PROBLEM DETAILS
Review the material and extract every line in which the word "button" occurs.

[Recorded data]
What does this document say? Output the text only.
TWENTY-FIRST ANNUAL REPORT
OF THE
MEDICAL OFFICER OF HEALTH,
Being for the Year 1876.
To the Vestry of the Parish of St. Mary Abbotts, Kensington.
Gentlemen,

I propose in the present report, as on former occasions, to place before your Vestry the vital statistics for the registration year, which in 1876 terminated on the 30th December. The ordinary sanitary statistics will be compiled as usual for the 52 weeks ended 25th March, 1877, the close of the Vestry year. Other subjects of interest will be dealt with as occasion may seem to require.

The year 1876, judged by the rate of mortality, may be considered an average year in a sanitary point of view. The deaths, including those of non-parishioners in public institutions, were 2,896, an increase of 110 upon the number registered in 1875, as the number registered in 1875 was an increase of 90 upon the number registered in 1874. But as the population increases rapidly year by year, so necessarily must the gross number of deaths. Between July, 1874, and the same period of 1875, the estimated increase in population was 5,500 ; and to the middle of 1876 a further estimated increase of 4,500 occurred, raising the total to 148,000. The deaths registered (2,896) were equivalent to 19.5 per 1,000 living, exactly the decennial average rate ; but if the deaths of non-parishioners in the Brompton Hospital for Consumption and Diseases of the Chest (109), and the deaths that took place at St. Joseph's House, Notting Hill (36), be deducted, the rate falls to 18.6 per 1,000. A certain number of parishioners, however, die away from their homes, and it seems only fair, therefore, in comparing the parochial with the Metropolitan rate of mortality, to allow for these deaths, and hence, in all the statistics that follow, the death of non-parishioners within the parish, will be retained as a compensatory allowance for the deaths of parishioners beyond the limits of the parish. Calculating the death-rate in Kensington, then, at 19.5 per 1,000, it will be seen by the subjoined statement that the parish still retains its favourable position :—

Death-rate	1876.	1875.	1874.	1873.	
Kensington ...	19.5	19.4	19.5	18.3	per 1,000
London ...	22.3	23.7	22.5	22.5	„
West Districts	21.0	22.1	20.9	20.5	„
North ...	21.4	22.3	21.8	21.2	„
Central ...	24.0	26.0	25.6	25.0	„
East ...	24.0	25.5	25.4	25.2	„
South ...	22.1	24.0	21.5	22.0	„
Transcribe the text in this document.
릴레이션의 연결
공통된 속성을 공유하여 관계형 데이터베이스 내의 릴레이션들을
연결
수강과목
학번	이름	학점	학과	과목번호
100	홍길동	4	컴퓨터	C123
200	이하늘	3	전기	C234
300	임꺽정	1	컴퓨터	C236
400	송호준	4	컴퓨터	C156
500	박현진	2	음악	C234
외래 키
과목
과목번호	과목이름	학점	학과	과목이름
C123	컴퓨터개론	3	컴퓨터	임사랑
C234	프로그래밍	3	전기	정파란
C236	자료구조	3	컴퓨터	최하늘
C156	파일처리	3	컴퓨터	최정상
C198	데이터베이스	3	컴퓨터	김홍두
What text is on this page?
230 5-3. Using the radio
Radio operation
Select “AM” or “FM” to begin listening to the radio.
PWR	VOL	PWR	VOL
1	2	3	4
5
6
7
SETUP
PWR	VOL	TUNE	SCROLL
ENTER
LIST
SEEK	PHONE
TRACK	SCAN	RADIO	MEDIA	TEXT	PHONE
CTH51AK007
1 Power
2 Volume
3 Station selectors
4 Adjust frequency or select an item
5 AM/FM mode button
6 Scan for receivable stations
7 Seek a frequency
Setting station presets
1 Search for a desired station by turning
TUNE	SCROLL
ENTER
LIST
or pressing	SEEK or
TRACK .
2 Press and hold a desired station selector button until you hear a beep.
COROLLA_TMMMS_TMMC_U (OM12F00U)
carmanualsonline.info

ANSWER TO THIS EXERCISE
5 AM/FM mode button
2 Press and hold a desired station selector button until you hear a beep.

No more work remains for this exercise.